→ **Short task**: In the forum post below, rewrite the paragraph beginning "So what is going wrong here?" as a short bulleted list that keeps its main facts.

→ **Source passage**:
Logo Questions Linux Laravel Mysql Ubuntu Git Menu
 

postgresql weird invalid input syntax for type numeric: "" while value is not an empty varchar

Tags:

postgresql

I am trying to debug a function not made by myself (dms2dd). I made my own test function (see below) and boiled my problem down to a specific row/value.

If I run the following query:

SELECT "Lat", "Long", test_dolf("Lat"), test_dolf("Long") FROM pawikan WHERE "Lat" IS NOT NULL AND "Long" IS NOT NULL ORDER BY index LIMIT 1 OFFSET 29130

I get the following output:

'N6° 6' 9.4824"';'E118° 26' 49.1172'' ';'9.4824';'49.1172'

which is exactly what I expect. But with the following query:

SELECT "Lat", "Long", CAST(test_dolf("Lat") as numeric), test_dolf("Long") FROM pawikan WHERE "Lat" IS NOT NULL AND "Long" IS NOT NULL ORDER BY index  LIMIT 1 OFFSET 29130

I get the error

ERROR: invalid input syntax for type numeric: ""
SQL state: 22P02

The error suggests that the varchar value I was trying to cast to numeric is empty, but as you can see from the previous query, it isn't. It is just a valid numeric varchar. Actually, if I copy-paste the value and run:

SELECT CAST('9.4824' AS numeric);

It totally works and the query actually results in a valid numeric. Even more, if I store the results of the first query in an intermediary table with:

SELECT "Lat", "Long", test_dolf("Lat") as lat_sec, test_dolf("Long") as long_sec INTO dms2dd_test FROM pawikan WHERE "Lat" IS NOT NULL AND "Long" IS NOT NULL ORDER BY index LIMIT 11 OFFSET 29120

and then issue a

SELECT CAST(long_sec as numeric), CAST(lat_sec AS numeric) FROM dms2dd_test;

it totally works. Even this works just fine:

SELECT test_dolf(E'N6° 6\' 9.4824"')::numeric as lat_sec

So what is going wrong here? It looks like in the second query where I cast to numeric, a different value is passed to my function, but I tested the sort column (index) and it contains only unique bigints.

This is the code for the test_dolf function:

CREATE OR REPLACE FUNCTION public.test_dolf(strdegminsec character varying)

→ **Listed entries**:

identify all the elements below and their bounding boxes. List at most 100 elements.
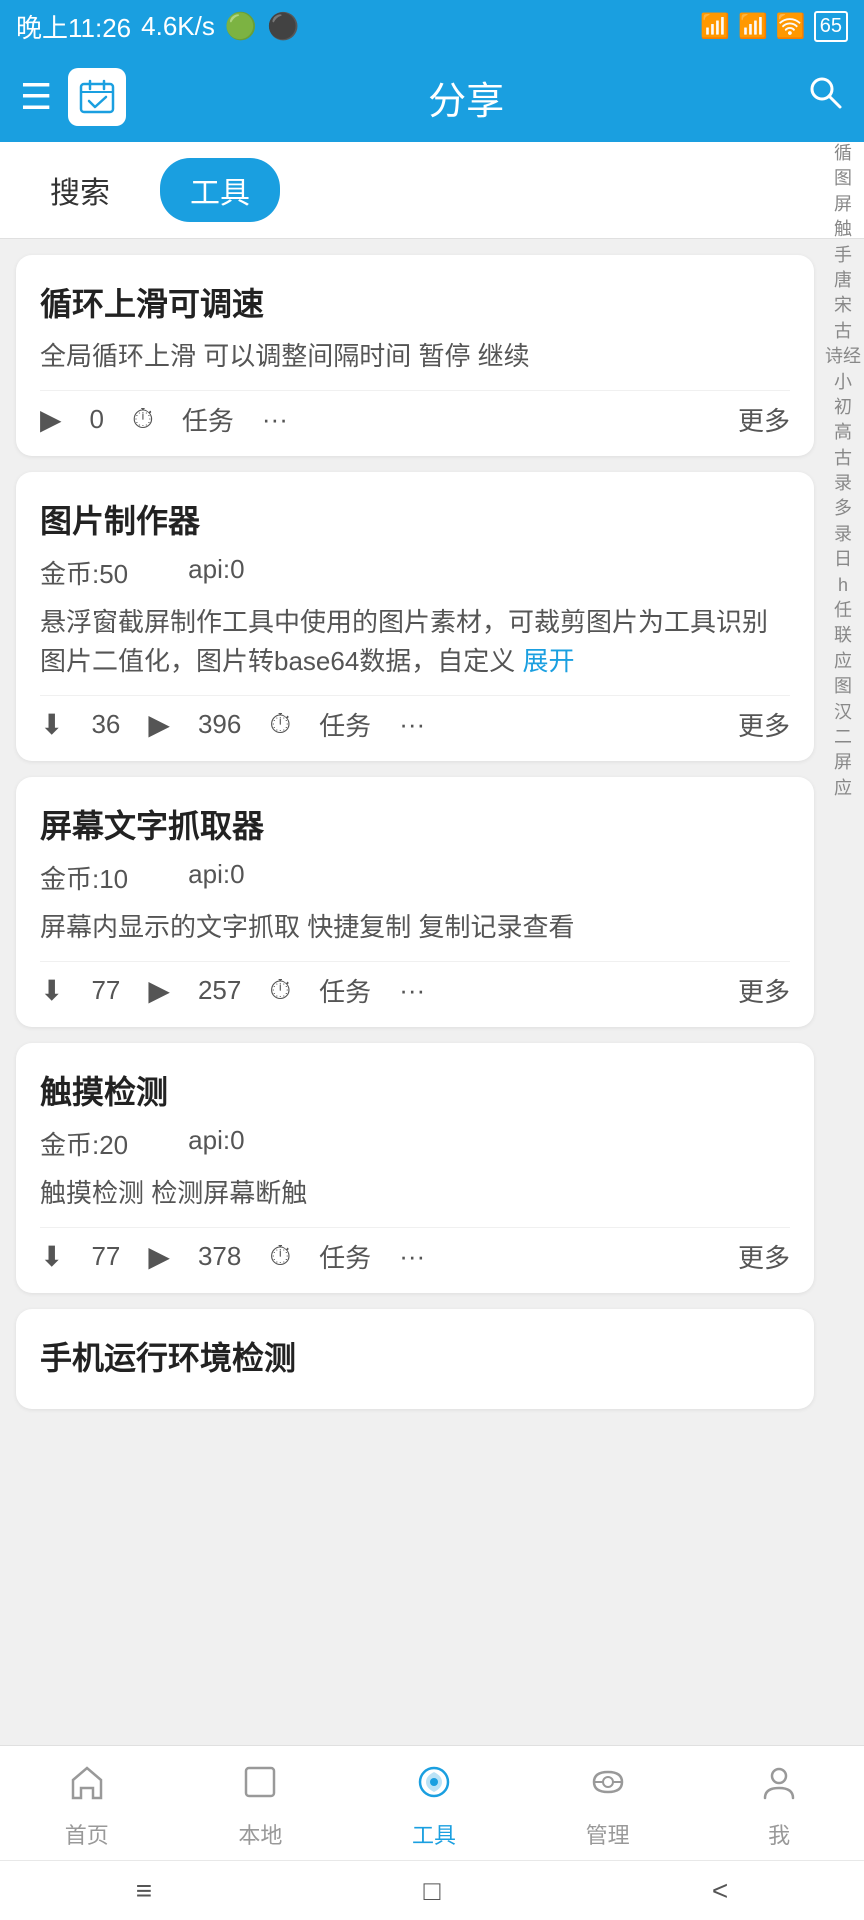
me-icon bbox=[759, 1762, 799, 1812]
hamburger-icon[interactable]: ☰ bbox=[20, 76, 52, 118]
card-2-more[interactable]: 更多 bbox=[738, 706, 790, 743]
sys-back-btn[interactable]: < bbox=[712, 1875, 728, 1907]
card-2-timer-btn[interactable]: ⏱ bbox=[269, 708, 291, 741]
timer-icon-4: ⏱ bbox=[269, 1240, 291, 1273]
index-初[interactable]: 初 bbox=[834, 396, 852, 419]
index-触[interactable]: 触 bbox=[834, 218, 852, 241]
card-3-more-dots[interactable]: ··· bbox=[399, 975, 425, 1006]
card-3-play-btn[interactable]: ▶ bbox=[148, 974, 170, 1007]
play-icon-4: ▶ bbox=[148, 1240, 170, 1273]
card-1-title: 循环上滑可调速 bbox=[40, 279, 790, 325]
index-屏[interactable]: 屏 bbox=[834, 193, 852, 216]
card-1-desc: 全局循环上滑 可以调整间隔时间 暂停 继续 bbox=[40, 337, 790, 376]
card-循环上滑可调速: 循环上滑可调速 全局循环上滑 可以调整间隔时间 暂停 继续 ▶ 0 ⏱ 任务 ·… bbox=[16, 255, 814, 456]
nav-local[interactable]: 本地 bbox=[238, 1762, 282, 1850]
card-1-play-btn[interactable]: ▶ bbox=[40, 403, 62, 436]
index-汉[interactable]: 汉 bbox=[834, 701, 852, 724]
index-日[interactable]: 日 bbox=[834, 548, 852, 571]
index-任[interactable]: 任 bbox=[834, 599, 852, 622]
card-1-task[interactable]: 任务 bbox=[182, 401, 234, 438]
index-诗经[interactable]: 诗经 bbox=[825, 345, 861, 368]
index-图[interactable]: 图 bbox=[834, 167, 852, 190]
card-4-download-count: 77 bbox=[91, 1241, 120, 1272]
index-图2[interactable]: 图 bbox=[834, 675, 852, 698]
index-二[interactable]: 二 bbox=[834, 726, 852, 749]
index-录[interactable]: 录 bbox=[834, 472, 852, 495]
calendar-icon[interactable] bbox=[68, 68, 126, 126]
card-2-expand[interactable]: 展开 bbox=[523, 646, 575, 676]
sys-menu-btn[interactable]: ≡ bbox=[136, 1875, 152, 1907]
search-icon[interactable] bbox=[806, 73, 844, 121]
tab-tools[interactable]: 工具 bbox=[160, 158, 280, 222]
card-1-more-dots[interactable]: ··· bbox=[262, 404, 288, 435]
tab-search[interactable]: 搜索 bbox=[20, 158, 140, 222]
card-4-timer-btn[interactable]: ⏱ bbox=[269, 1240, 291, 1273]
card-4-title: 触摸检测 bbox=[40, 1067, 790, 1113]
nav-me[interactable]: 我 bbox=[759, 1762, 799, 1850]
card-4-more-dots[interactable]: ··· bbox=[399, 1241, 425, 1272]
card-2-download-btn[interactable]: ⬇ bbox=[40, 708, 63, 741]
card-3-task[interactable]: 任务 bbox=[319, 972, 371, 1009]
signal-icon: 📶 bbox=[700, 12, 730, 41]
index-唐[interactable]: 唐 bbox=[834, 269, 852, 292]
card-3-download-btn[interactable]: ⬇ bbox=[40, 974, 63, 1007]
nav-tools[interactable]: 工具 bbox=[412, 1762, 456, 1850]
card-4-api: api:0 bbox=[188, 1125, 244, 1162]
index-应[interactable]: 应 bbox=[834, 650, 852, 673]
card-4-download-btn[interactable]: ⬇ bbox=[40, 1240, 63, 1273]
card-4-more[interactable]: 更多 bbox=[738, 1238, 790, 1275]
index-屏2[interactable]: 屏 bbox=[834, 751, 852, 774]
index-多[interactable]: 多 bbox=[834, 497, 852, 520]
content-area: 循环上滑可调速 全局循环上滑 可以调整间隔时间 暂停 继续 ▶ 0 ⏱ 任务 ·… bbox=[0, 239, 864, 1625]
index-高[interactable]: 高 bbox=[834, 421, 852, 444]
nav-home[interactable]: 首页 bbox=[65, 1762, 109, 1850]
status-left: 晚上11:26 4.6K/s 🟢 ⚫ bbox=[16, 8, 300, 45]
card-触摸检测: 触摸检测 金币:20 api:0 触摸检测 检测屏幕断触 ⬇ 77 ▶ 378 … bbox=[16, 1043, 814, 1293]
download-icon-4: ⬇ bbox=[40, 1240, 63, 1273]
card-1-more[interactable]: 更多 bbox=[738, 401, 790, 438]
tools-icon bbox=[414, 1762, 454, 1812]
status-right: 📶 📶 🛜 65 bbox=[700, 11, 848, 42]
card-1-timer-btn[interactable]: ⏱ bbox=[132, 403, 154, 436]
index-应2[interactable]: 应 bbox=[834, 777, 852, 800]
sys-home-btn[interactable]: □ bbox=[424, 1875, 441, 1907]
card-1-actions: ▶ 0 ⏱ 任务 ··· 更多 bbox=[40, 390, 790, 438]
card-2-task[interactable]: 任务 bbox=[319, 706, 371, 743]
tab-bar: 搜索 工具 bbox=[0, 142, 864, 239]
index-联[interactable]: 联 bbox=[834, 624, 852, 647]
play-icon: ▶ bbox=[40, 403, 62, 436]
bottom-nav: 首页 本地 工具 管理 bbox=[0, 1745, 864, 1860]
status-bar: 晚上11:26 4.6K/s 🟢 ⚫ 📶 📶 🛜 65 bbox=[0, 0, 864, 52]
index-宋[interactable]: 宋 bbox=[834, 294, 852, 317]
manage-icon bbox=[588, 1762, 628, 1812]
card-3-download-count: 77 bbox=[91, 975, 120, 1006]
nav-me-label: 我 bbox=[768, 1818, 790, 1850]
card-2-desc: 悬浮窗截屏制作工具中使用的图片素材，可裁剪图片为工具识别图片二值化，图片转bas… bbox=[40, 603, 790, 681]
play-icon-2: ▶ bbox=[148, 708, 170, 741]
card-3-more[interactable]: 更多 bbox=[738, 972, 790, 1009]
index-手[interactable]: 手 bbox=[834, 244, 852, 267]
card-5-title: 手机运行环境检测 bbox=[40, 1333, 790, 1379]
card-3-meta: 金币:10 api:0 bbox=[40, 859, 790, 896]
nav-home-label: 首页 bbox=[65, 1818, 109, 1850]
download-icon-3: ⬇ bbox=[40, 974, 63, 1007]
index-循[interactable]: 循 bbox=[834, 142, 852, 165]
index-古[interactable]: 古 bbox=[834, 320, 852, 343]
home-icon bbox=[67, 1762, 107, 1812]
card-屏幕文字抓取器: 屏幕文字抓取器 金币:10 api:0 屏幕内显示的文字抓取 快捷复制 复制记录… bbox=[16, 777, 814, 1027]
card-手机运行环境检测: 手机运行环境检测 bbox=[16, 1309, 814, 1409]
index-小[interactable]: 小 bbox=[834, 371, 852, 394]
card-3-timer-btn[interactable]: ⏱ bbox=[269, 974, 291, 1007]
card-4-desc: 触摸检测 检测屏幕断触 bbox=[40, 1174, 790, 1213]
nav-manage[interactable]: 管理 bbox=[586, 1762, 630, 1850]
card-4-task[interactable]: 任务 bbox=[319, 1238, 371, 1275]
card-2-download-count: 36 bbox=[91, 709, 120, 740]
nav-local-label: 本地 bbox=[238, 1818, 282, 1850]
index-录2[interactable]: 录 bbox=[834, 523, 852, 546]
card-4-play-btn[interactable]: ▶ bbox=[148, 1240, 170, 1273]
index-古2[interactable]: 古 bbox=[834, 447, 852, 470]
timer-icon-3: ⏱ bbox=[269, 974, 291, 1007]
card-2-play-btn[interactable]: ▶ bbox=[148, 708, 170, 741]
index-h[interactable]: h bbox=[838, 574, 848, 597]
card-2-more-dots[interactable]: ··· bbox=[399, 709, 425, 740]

→ **Exercise answer**:
- The poster asks what is going wrong.
- In the second query, which casts to numeric, the function seems to receive a different value.
- The sort column (index) was tested and holds only unique bigints.